**WHAT THE TASK REQUIRES**
Copy out every one of the following lines without changing anything.

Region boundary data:
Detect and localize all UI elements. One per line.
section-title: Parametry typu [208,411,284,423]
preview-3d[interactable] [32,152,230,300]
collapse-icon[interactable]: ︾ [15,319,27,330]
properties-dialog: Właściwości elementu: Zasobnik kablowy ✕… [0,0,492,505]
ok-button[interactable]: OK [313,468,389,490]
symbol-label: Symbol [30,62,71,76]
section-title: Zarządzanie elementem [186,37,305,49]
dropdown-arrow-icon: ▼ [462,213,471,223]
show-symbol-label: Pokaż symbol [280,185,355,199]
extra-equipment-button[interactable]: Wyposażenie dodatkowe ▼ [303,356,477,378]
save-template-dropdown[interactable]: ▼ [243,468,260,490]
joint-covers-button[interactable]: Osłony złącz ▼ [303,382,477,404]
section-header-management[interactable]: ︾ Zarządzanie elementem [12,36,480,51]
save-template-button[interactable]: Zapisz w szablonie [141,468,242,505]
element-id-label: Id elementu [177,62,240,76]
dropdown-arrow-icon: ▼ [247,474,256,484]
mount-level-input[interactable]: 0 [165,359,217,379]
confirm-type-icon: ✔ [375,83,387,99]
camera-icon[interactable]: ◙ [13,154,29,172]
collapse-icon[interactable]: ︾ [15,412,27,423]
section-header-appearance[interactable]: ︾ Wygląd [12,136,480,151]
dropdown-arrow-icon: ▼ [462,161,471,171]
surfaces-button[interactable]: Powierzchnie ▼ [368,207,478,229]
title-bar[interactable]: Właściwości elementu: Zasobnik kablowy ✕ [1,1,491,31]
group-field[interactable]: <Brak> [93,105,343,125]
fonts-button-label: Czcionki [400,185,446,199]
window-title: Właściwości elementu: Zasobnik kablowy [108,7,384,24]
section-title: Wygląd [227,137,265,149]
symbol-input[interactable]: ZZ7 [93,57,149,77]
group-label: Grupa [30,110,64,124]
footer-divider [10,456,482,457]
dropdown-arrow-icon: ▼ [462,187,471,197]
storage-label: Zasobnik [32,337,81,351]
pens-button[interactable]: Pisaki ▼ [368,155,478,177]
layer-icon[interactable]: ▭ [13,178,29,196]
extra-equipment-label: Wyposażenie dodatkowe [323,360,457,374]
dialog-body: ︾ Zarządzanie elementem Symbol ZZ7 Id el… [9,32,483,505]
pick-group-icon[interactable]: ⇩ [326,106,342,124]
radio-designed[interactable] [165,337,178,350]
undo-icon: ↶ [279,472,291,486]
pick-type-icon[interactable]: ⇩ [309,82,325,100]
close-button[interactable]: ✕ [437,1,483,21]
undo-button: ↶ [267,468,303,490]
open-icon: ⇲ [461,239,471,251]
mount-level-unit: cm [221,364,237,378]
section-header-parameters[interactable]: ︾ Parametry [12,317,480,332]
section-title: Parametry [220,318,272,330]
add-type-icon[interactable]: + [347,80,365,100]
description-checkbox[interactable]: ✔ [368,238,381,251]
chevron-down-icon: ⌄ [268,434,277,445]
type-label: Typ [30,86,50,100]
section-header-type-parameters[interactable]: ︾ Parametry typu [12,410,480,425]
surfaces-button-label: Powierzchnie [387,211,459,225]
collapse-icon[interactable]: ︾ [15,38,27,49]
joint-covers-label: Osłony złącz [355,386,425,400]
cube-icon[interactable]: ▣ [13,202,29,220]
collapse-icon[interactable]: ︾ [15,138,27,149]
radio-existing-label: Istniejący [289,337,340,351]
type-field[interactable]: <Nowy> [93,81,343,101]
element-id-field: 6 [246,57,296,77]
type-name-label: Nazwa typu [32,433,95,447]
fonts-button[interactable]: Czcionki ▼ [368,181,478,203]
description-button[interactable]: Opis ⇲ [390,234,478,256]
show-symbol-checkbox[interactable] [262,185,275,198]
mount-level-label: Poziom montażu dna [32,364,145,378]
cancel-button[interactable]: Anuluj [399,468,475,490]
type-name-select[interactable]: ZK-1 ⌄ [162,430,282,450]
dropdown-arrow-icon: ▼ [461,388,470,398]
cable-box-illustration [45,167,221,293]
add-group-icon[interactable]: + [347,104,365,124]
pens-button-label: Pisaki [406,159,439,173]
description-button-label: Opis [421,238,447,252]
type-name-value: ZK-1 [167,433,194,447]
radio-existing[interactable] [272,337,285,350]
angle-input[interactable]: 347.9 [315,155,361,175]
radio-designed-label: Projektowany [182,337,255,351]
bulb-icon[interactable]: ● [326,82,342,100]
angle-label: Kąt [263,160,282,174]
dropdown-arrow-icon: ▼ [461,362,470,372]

**RESPONSE TO THIS EXERCISE**
Detect and localize all UI elements. One per line.
section-title: Parametry typu [208,411,284,423]
preview-3d[interactable] [32,152,230,300]
collapse-icon[interactable]: ︾ [15,319,27,330]
properties-dialog: Właściwości elementu: Zasobnik kablowy ✕… [0,0,492,505]
ok-button[interactable]: OK [313,468,389,490]
symbol-label: Symbol [30,62,71,76]
section-title: Zarządzanie elementem [186,37,305,49]
dropdown-arrow-icon: ▼ [462,213,471,223]
show-symbol-label: Pokaż symbol [280,185,355,199]
extra-equipment-button[interactable]: Wyposażenie dodatkowe ▼ [303,356,477,378]
save-template-dropdown[interactable]: ▼ [243,468,260,490]
joint-covers-button[interactable]: Osłony złącz ▼ [303,382,477,404]
section-header-management[interactable]: ︾ Zarządzanie elementem [12,36,480,51]
save-template-button[interactable]: Zapisz w szablonie [141,468,242,505]
element-id-label: Id elementu [177,62,240,76]
dropdown-arrow-icon: ▼ [247,474,256,484]
mount-level-input[interactable]: 0 [165,359,217,379]
confirm-type-icon: ✔ [375,83,387,99]
camera-icon[interactable]: ◙ [13,154,29,172]
collapse-icon[interactable]: ︾ [15,412,27,423]
section-header-appearance[interactable]: ︾ Wygląd [12,136,480,151]
dropdown-arrow-icon: ▼ [462,161,471,171]
surfaces-button[interactable]: Powierzchnie ▼ [368,207,478,229]
title-bar[interactable]: Właściwości elementu: Zasobnik kablowy ✕ [1,1,491,31]
group-field[interactable]: <Brak> [93,105,343,125]
fonts-button-label: Czcionki [400,185,446,199]
window-title: Właściwości elementu: Zasobnik kablowy [108,7,384,24]
section-title: Wygląd [227,137,265,149]
symbol-input[interactable]: ZZ7 [93,57,149,77]
group-label: Grupa [30,110,64,124]
footer-divider [10,456,482,457]
dropdown-arrow-icon: ▼ [462,187,471,197]
storage-label: Zasobnik [32,337,81,351]
pens-button[interactable]: Pisaki ▼ [368,155,478,177]
layer-icon[interactable]: ▭ [13,178,29,196]
extra-equipment-label: Wyposażenie dodatkowe [323,360,457,374]
dialog-body: ︾ Zarządzanie elementem Symbol ZZ7 Id el… [9,32,483,505]
pick-group-icon[interactable]: ⇩ [326,106,342,124]
radio-designed[interactable] [165,337,178,350]
undo-icon: ↶ [279,472,291,486]
pick-type-icon[interactable]: ⇩ [309,82,325,100]
close-button[interactable]: ✕ [437,1,483,21]
undo-button: ↶ [267,468,303,490]
open-icon: ⇲ [461,239,471,251]
mount-level-unit: cm [221,364,237,378]
section-header-parameters[interactable]: ︾ Parametry [12,317,480,332]
section-title: Parametry [220,318,272,330]
add-type-icon[interactable]: + [347,80,365,100]
description-checkbox[interactable]: ✔ [368,238,381,251]
chevron-down-icon: ⌄ [268,434,277,445]
type-label: Typ [30,86,50,100]
section-header-type-parameters[interactable]: ︾ Parametry typu [12,410,480,425]
surfaces-button-label: Powierzchnie [387,211,459,225]
collapse-icon[interactable]: ︾ [15,38,27,49]
joint-covers-label: Osłony złącz [355,386,425,400]
cube-icon[interactable]: ▣ [13,202,29,220]
collapse-icon[interactable]: ︾ [15,138,27,149]
radio-existing-label: Istniejący [289,337,340,351]
type-field[interactable]: <Nowy> [93,81,343,101]
element-id-field: 6 [246,57,296,77]
type-name-label: Nazwa typu [32,433,95,447]
fonts-button[interactable]: Czcionki ▼ [368,181,478,203]
description-button[interactable]: Opis ⇲ [390,234,478,256]
show-symbol-checkbox[interactable] [262,185,275,198]
mount-level-label: Poziom montażu dna [32,364,145,378]
cancel-button[interactable]: Anuluj [399,468,475,490]
type-name-select[interactable]: ZK-1 ⌄ [162,430,282,450]
dropdown-arrow-icon: ▼ [461,388,470,398]
cable-box-illustration [45,167,221,293]
add-group-icon[interactable]: + [347,104,365,124]
pens-button-label: Pisaki [406,159,439,173]
description-button-label: Opis [421,238,447,252]
type-name-value: ZK-1 [167,433,194,447]
radio-existing[interactable] [272,337,285,350]
angle-input[interactable]: 347.9 [315,155,361,175]
radio-designed-label: Projektowany [182,337,255,351]
bulb-icon[interactable]: ● [326,82,342,100]
angle-label: Kąt [263,160,282,174]
dropdown-arrow-icon: ▼ [461,362,470,372]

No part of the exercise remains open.